>>

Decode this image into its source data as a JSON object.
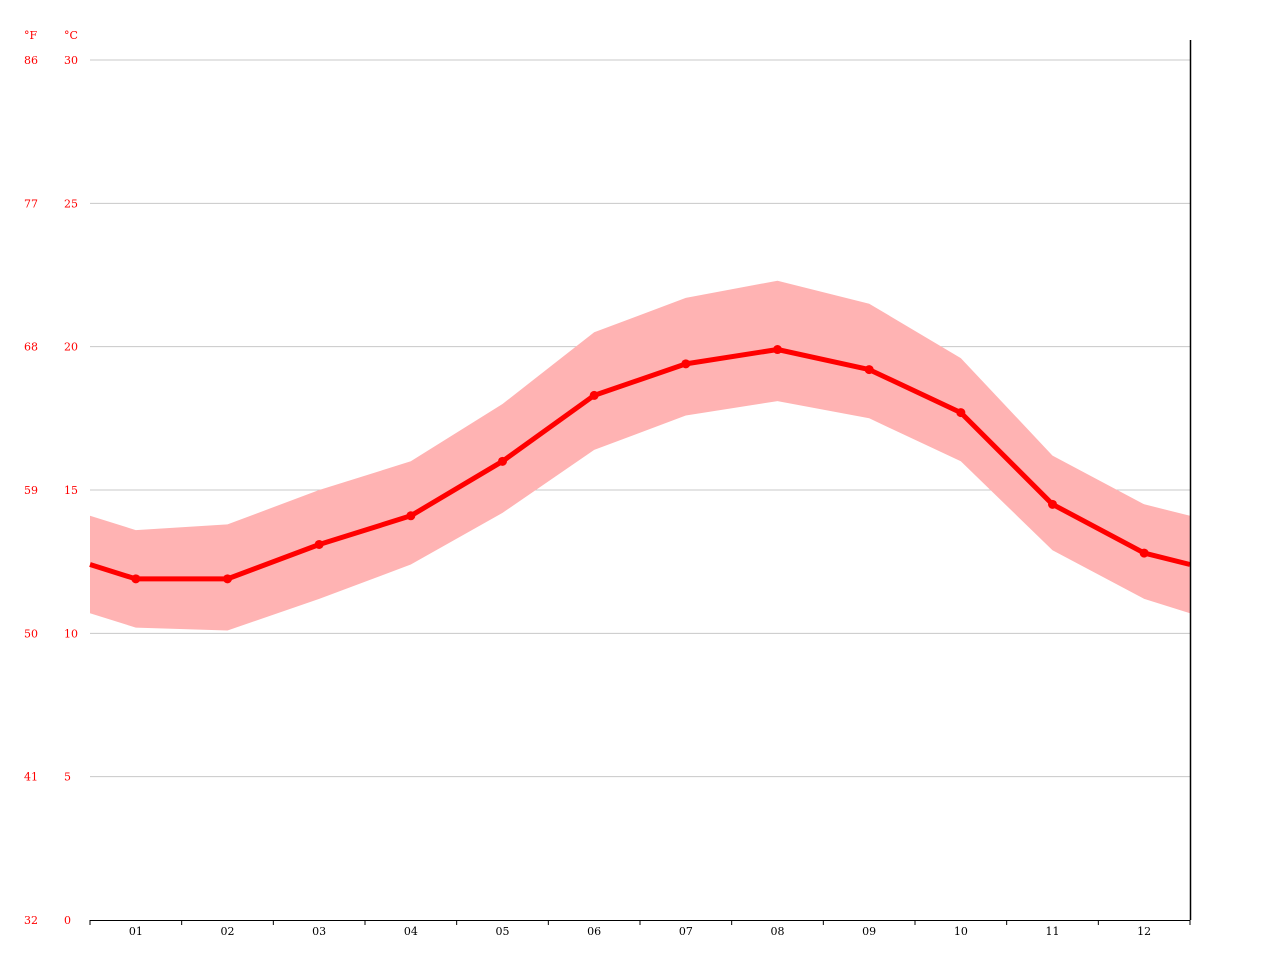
{
  "chart_data": {
    "type": "line",
    "title": "",
    "xlabel": "",
    "ylabel": "",
    "categories": [
      "01",
      "02",
      "03",
      "04",
      "05",
      "06",
      "07",
      "08",
      "09",
      "10",
      "11",
      "12"
    ],
    "y_units": {
      "left": "°F",
      "right": "°C"
    },
    "ylim_c": [
      0,
      30
    ],
    "yticks_c": [
      "0",
      "5",
      "10",
      "15",
      "20",
      "25",
      "30"
    ],
    "yticks_f": [
      "32",
      "41",
      "50",
      "59",
      "68",
      "77",
      "86"
    ],
    "grid": true,
    "series": [
      {
        "values": [
          11.9,
          11.9,
          13.1,
          14.1,
          16.0,
          18.3,
          19.4,
          19.9,
          19.2,
          17.7,
          14.5,
          12.8
        ],
        "high": [
          13.6,
          13.8,
          15.0,
          16.0,
          18.0,
          20.5,
          21.7,
          22.3,
          21.5,
          19.6,
          16.2,
          14.5
        ],
        "low": [
          10.2,
          10.1,
          11.2,
          12.4,
          14.2,
          16.4,
          17.6,
          18.1,
          17.5,
          16.0,
          12.9,
          11.2
        ],
        "edge_start": {
          "value": 12.4,
          "high": 14.1,
          "low": 10.7
        },
        "edge_end": {
          "value": 12.4,
          "high": 14.1,
          "low": 10.7
        }
      }
    ],
    "colors": {
      "line": "#ff0000",
      "band": "#ffb3b3",
      "grid": "#c8c8c8",
      "axis": "#000000",
      "ytick": "#ff0000"
    }
  }
}
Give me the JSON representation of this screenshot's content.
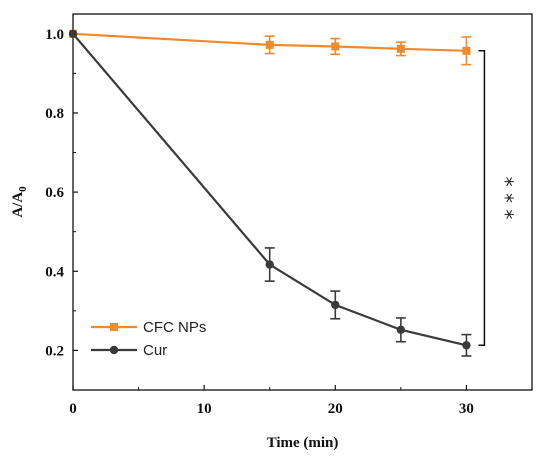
{
  "chart_data": {
    "type": "line",
    "title": "",
    "xlabel": "Time (min)",
    "ylabel": {
      "main": "A/A",
      "subscript": "0"
    },
    "xlim": [
      0,
      35
    ],
    "ylim": [
      0.1,
      1.05
    ],
    "xticks": [
      0,
      10,
      20,
      30
    ],
    "yticks": [
      0.2,
      0.4,
      0.6,
      0.8,
      1.0
    ],
    "xtick_labels": [
      "0",
      "10",
      "20",
      "30"
    ],
    "ytick_labels": [
      "0.2",
      "0.4",
      "0.6",
      "0.8",
      "1.0"
    ],
    "grid": false,
    "legend_position": "bottom-left",
    "series": [
      {
        "name": "CFC NPs",
        "color": "#F28A2C",
        "marker": "square",
        "x": [
          0,
          15,
          20,
          25,
          30
        ],
        "y": [
          1.0,
          0.972,
          0.968,
          0.962,
          0.957
        ],
        "err": [
          0,
          0.022,
          0.02,
          0.017,
          0.035
        ]
      },
      {
        "name": "Cur",
        "color": "#3A3A3A",
        "marker": "circle",
        "x": [
          0,
          15,
          20,
          25,
          30
        ],
        "y": [
          1.0,
          0.417,
          0.315,
          0.252,
          0.213
        ],
        "err": [
          0,
          0.042,
          0.035,
          0.03,
          0.027
        ]
      }
    ],
    "annotation": {
      "text": "* * *",
      "bracket_between": [
        "CFC NPs",
        "Cur"
      ],
      "at_x": 30
    }
  }
}
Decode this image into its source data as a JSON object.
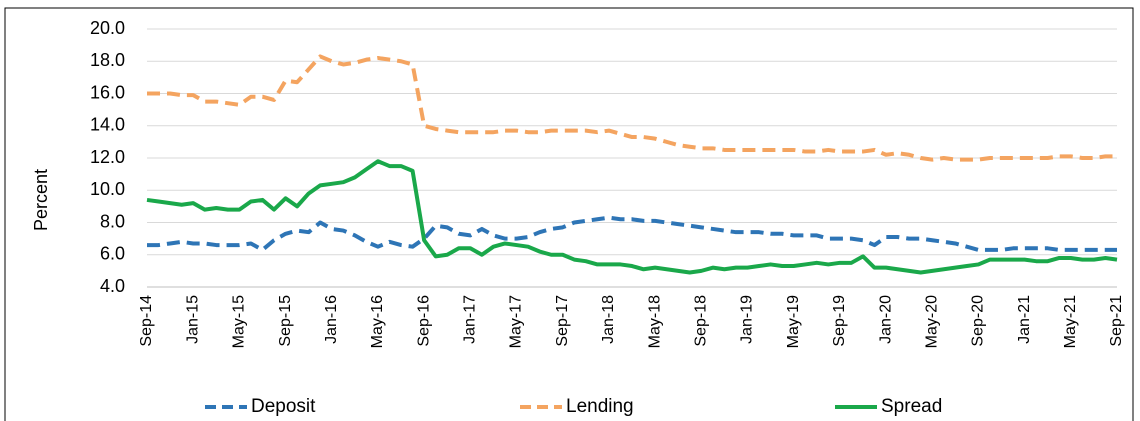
{
  "chart_data": {
    "type": "line",
    "y_label": "Percent",
    "categories": [
      "Sep-14",
      null,
      null,
      null,
      "Jan-15",
      null,
      null,
      null,
      "May-15",
      null,
      null,
      null,
      "Sep-15",
      null,
      null,
      null,
      "Jan-16",
      null,
      null,
      null,
      "May-16",
      null,
      null,
      null,
      "Sep-16",
      null,
      null,
      null,
      "Jan-17",
      null,
      null,
      null,
      "May-17",
      null,
      null,
      null,
      "Sep-17",
      null,
      null,
      null,
      "Jan-18",
      null,
      null,
      null,
      "May-18",
      null,
      null,
      null,
      "Sep-18",
      null,
      null,
      null,
      "Jan-19",
      null,
      null,
      null,
      "May-19",
      null,
      null,
      null,
      "Sep-19",
      null,
      null,
      null,
      "Jan-20",
      null,
      null,
      null,
      "May-20",
      null,
      null,
      null,
      "Sep-20",
      null,
      null,
      null,
      "Jan-21",
      null,
      null,
      null,
      "May-21",
      null,
      null,
      null,
      "Sep-21"
    ],
    "series": [
      {
        "name": "Deposit",
        "color": "#2e75b6",
        "style": "dashed",
        "values": [
          6.6,
          6.6,
          6.7,
          6.8,
          6.7,
          6.7,
          6.6,
          6.6,
          6.6,
          6.7,
          6.3,
          6.9,
          7.3,
          7.5,
          7.4,
          8.0,
          7.6,
          7.5,
          7.2,
          6.8,
          6.5,
          6.8,
          6.6,
          6.5,
          7.0,
          7.8,
          7.7,
          7.3,
          7.2,
          7.6,
          7.2,
          7.0,
          7.0,
          7.1,
          7.4,
          7.6,
          7.7,
          8.0,
          8.1,
          8.2,
          8.3,
          8.2,
          8.2,
          8.1,
          8.1,
          8.0,
          7.9,
          7.8,
          7.7,
          7.6,
          7.5,
          7.4,
          7.4,
          7.4,
          7.3,
          7.3,
          7.2,
          7.2,
          7.2,
          7.0,
          7.0,
          7.0,
          6.9,
          6.6,
          7.1,
          7.1,
          7.0,
          7.0,
          6.9,
          6.8,
          6.7,
          6.5,
          6.3,
          6.3,
          6.3,
          6.4,
          6.4,
          6.4,
          6.4,
          6.3,
          6.3,
          6.3,
          6.3,
          6.3,
          6.3
        ]
      },
      {
        "name": "Lending",
        "color": "#f4a460",
        "style": "dashed",
        "values": [
          16.0,
          16.0,
          16.0,
          15.9,
          15.9,
          15.5,
          15.5,
          15.4,
          15.3,
          15.8,
          15.8,
          15.6,
          16.8,
          16.7,
          17.5,
          18.3,
          18.0,
          17.8,
          17.9,
          18.1,
          18.2,
          18.1,
          18.0,
          17.8,
          14.0,
          13.8,
          13.7,
          13.6,
          13.6,
          13.6,
          13.6,
          13.7,
          13.7,
          13.6,
          13.6,
          13.7,
          13.7,
          13.7,
          13.7,
          13.6,
          13.7,
          13.5,
          13.3,
          13.3,
          13.2,
          13.0,
          12.8,
          12.7,
          12.6,
          12.6,
          12.5,
          12.5,
          12.5,
          12.5,
          12.5,
          12.5,
          12.5,
          12.4,
          12.4,
          12.5,
          12.4,
          12.4,
          12.4,
          12.5,
          12.2,
          12.3,
          12.2,
          12.0,
          11.9,
          12.0,
          11.9,
          11.9,
          11.9,
          12.0,
          12.0,
          12.0,
          12.0,
          12.0,
          12.0,
          12.1,
          12.1,
          12.0,
          12.0,
          12.1,
          12.1
        ]
      },
      {
        "name": "Spread",
        "color": "#1aa84a",
        "style": "solid",
        "values": [
          9.4,
          9.3,
          9.2,
          9.1,
          9.2,
          8.8,
          8.9,
          8.8,
          8.8,
          9.3,
          9.4,
          8.8,
          9.5,
          9.0,
          9.8,
          10.3,
          10.4,
          10.5,
          10.8,
          11.3,
          11.8,
          11.5,
          11.5,
          11.2,
          6.9,
          5.9,
          6.0,
          6.4,
          6.4,
          6.0,
          6.5,
          6.7,
          6.6,
          6.5,
          6.2,
          6.0,
          6.0,
          5.7,
          5.6,
          5.4,
          5.4,
          5.4,
          5.3,
          5.1,
          5.2,
          5.1,
          5.0,
          4.9,
          5.0,
          5.2,
          5.1,
          5.2,
          5.2,
          5.3,
          5.4,
          5.3,
          5.3,
          5.4,
          5.5,
          5.4,
          5.5,
          5.5,
          5.9,
          5.2,
          5.2,
          5.1,
          5.0,
          4.9,
          5.0,
          5.1,
          5.2,
          5.3,
          5.4,
          5.7,
          5.7,
          5.7,
          5.7,
          5.6,
          5.6,
          5.8,
          5.8,
          5.7,
          5.7,
          5.8,
          5.7
        ]
      }
    ],
    "ylim": [
      4,
      20
    ],
    "yticks": [
      {
        "value": 4,
        "label": "4.0"
      },
      {
        "value": 6,
        "label": "6.0"
      },
      {
        "value": 8,
        "label": "8.0"
      },
      {
        "value": 10,
        "label": "10.0"
      },
      {
        "value": 12,
        "label": "12.0"
      },
      {
        "value": 14,
        "label": "14.0"
      },
      {
        "value": 16,
        "label": "16.0"
      },
      {
        "value": 18,
        "label": "18.0"
      },
      {
        "value": 20,
        "label": "20.0"
      }
    ],
    "grid": true,
    "legend": "bottom"
  }
}
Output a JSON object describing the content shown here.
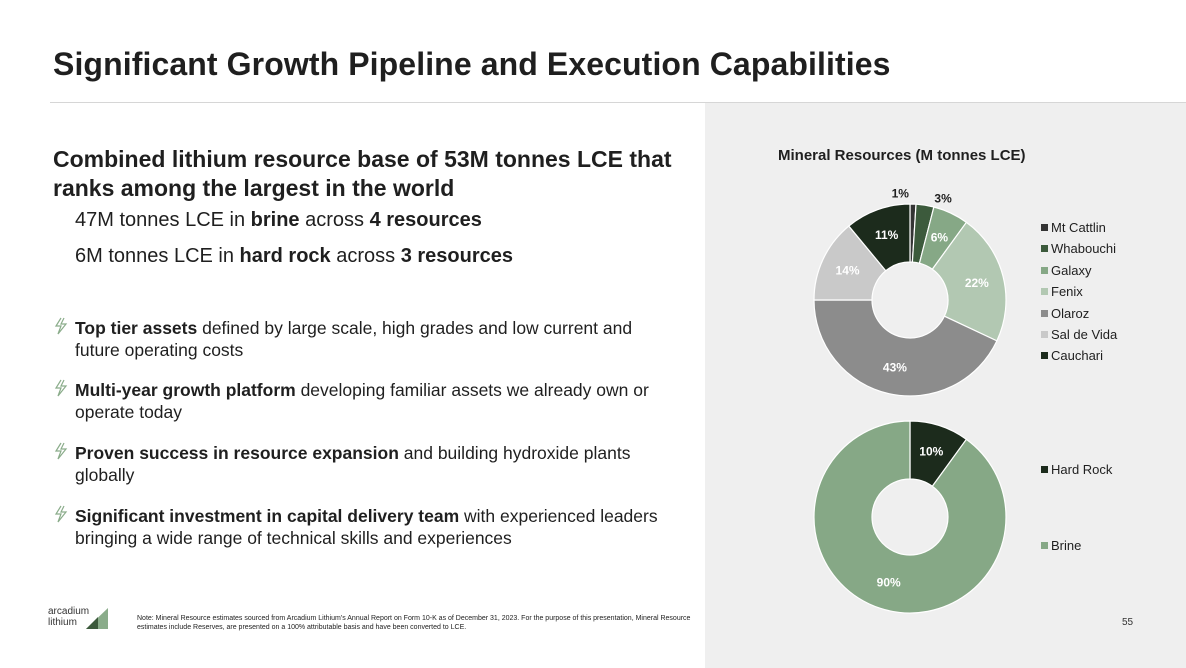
{
  "slide": {
    "title": "Significant Growth Pipeline and Execution Capabilities",
    "headline": "Combined lithium resource base of 53M tonnes LCE that ranks among the largest in the world",
    "sub_lines": [
      {
        "pre": "47M tonnes LCE in ",
        "bold1": "brine",
        "mid": " across ",
        "bold2": "4 resources"
      },
      {
        "pre": "6M tonnes LCE in ",
        "bold1": "hard rock",
        "mid": " across ",
        "bold2": "3 resources"
      }
    ],
    "bullets": [
      {
        "bold": "Top tier assets",
        "rest": " defined by large scale, high grades and low current and future operating costs"
      },
      {
        "bold": "Multi-year growth platform",
        "rest": " developing familiar assets we already own or operate today"
      },
      {
        "bold": "Proven success in resource expansion",
        "rest": " and building hydroxide plants globally"
      },
      {
        "bold": "Significant investment in capital delivery team",
        "rest": " with experienced leaders bringing a wide range of technical skills and experiences"
      }
    ],
    "logo": {
      "line1": "arcadium",
      "line2": "lithium"
    },
    "footnote": "Note: Mineral Resource estimates sourced from Arcadium Lithium's Annual Report on Form 10-K as of December 31, 2023. For the purpose of this presentation, Mineral Resource estimates include Reserves, are presented on a 100% attributable basis and have been converted to LCE.",
    "page_number": "55",
    "colors": {
      "accent_green": "#8aac8a",
      "panel_bg": "#efefef"
    }
  },
  "chart_data": [
    {
      "type": "pie",
      "title": "Mineral Resources (M tonnes LCE)",
      "categories": [
        "Mt Cattlin",
        "Whabouchi",
        "Galaxy",
        "Fenix",
        "Olaroz",
        "Sal de Vida",
        "Cauchari"
      ],
      "values": [
        1,
        3,
        6,
        22,
        43,
        14,
        11
      ],
      "labels": [
        "1%",
        "3%",
        "6%",
        "22%",
        "43%",
        "14%",
        "11%"
      ],
      "colors": [
        "#343434",
        "#3c5a3c",
        "#86a886",
        "#b2c8b2",
        "#8c8c8c",
        "#c9c9c9",
        "#1c2b1c"
      ],
      "legend": "right"
    },
    {
      "type": "pie",
      "title": "",
      "categories": [
        "Hard Rock",
        "Brine"
      ],
      "values": [
        10,
        90
      ],
      "labels": [
        "10%",
        "90%"
      ],
      "colors": [
        "#1c2b1c",
        "#86a886"
      ],
      "legend": "right"
    }
  ]
}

<<

_Problem details_
Within the listing above, find every line containing the string "Significant" and return it.

_Written answer_
    "title": "Significant Growth Pipeline and Execution Capabilities",
        "bold": "Significant investment in capital delivery team",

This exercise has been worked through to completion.